Stored records:
-- START --
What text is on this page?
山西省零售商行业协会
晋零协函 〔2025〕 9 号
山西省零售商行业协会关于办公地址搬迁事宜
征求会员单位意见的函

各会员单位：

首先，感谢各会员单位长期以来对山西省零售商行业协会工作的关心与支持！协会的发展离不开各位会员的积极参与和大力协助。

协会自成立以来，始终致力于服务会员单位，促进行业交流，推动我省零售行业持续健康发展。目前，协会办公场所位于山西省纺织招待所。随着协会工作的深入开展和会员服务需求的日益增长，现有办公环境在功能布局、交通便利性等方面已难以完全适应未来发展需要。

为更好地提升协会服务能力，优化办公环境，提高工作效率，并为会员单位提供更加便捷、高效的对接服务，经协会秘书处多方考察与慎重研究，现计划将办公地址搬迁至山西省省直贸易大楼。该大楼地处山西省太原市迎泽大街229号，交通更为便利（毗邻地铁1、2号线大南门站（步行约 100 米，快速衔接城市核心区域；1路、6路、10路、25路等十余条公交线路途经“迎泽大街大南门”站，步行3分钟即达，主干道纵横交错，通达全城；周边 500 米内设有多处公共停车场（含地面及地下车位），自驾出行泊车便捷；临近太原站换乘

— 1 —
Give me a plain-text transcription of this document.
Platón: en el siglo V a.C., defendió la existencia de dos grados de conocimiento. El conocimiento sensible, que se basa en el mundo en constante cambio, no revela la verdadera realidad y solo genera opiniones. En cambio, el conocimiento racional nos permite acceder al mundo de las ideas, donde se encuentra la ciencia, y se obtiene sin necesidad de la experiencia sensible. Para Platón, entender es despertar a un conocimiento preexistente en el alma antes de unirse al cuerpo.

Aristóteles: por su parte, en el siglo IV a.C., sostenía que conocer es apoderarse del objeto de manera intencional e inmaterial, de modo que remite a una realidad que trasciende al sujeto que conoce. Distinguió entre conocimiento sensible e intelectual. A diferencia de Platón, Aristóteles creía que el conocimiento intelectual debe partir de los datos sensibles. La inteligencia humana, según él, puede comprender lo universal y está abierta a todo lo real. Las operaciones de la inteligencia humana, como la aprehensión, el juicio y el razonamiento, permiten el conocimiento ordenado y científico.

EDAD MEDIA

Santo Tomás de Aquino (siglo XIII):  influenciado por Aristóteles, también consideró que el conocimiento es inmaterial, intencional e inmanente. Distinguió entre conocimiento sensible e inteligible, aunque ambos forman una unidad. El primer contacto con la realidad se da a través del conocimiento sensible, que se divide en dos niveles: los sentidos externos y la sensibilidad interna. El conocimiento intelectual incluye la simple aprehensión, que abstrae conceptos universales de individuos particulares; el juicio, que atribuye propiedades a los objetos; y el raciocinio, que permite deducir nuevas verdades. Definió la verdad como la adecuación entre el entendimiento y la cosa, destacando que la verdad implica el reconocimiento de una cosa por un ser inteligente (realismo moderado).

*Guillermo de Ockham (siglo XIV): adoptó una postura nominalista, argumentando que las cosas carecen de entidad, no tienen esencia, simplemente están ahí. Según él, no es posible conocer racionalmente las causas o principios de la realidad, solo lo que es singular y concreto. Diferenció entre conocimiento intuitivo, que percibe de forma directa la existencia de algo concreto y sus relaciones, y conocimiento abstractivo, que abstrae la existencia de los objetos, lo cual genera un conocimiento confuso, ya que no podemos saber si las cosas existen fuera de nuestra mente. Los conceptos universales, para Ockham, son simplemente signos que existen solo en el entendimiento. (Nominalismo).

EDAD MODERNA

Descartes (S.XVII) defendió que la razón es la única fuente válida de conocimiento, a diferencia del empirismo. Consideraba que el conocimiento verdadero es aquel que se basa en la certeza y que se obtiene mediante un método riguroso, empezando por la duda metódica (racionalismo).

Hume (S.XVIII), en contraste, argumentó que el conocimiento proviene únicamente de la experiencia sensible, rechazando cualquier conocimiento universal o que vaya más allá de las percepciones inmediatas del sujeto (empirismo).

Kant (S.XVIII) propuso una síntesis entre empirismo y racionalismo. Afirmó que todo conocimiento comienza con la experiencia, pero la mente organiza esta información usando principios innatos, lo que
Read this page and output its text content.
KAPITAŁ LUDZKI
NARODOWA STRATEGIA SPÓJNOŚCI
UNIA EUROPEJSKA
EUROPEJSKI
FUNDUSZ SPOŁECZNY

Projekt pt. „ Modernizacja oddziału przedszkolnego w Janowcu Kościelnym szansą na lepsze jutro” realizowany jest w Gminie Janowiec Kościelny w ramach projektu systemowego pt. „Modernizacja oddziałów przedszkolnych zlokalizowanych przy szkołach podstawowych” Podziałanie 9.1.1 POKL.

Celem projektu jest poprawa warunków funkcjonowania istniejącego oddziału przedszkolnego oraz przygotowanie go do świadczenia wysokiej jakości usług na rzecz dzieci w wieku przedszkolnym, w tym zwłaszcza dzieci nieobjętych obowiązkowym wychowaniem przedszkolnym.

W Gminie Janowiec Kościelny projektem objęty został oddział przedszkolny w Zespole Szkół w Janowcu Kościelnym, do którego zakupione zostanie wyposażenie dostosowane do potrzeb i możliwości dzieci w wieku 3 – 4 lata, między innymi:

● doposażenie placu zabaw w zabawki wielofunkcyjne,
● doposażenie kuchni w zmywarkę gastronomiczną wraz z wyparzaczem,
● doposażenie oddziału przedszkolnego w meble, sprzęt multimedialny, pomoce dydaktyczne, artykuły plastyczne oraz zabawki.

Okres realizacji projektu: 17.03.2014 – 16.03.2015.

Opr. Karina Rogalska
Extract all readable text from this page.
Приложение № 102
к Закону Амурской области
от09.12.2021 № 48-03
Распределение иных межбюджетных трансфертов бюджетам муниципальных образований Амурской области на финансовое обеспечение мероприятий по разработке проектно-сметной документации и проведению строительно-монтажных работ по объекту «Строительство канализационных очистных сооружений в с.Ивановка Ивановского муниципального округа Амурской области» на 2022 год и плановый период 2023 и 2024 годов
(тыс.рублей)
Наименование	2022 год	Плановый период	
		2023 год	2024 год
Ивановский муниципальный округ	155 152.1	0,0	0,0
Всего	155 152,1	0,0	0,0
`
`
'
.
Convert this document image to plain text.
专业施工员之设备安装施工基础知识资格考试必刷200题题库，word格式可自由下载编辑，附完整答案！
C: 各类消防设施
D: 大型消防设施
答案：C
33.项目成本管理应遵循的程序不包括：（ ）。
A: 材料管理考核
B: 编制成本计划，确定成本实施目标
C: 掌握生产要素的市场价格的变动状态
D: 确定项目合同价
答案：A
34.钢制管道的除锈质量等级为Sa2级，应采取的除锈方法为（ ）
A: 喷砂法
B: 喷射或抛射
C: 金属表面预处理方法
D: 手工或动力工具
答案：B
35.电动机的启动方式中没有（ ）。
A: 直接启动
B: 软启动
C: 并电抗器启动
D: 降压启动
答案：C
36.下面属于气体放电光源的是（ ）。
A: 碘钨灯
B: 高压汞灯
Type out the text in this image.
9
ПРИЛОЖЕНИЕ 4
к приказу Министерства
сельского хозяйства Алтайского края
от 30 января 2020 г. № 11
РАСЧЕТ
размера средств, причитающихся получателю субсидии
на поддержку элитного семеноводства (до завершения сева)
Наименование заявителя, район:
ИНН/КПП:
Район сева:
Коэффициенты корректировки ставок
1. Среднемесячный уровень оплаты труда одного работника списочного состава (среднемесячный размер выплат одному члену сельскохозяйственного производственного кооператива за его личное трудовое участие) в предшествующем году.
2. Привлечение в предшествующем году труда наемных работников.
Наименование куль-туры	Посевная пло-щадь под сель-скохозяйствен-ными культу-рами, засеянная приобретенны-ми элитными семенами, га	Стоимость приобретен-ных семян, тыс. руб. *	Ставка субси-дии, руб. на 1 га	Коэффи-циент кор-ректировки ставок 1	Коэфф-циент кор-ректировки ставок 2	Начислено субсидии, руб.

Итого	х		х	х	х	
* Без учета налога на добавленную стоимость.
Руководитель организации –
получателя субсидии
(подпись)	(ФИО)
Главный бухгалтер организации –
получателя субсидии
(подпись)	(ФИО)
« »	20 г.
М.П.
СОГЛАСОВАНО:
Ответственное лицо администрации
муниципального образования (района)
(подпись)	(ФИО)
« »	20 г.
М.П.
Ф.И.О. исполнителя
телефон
-- END --
> DO THIS: Copy out every line from the records that has the word "zabawki".

> RESPONSE:
● doposażenie placu zabaw w zabawki wielofunkcyjne,
● doposażenie oddziału przedszkolnego w meble, sprzęt multimedialny, pomoce dydaktyczne, artykuły plastyczne oraz zabawki.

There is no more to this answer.